RECORD LIST —
━━━

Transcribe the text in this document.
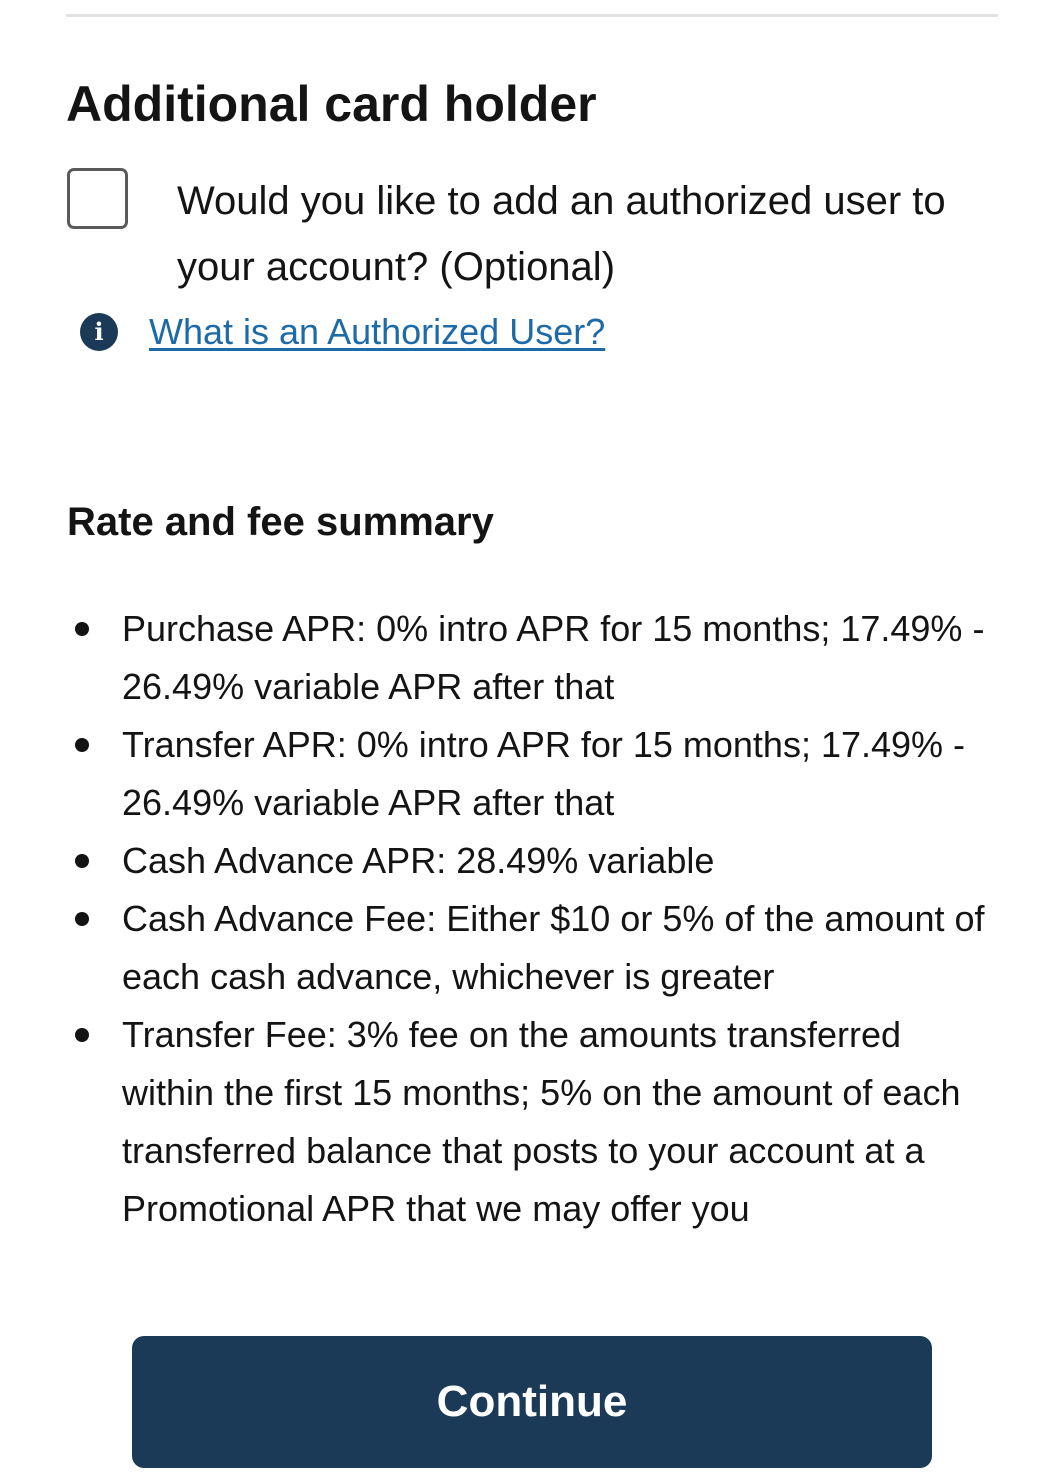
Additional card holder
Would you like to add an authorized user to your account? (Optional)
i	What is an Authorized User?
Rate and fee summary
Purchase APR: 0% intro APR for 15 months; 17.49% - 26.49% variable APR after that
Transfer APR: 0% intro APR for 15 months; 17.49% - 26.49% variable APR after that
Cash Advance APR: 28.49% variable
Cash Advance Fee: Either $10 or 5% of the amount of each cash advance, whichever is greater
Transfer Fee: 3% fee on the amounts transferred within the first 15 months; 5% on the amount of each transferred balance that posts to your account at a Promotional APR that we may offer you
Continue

━━━

Repeat all of the entries word for word, but omit the pictures.

RESPONSE BELOW —
Transcribe the text in this document.
Additional card holder
Would you like to add an authorized user to your account? (Optional)
i	What is an Authorized User?
Rate and fee summary
Purchase APR: 0% intro APR for 15 months; 17.49% - 26.49% variable APR after that
Transfer APR: 0% intro APR for 15 months; 17.49% - 26.49% variable APR after that
Cash Advance APR: 28.49% variable
Cash Advance Fee: Either $10 or 5% of the amount of each cash advance, whichever is greater
Transfer Fee: 3% fee on the amounts transferred within the first 15 months; 5% on the amount of each transferred balance that posts to your account at a Promotional APR that we may offer you
Continue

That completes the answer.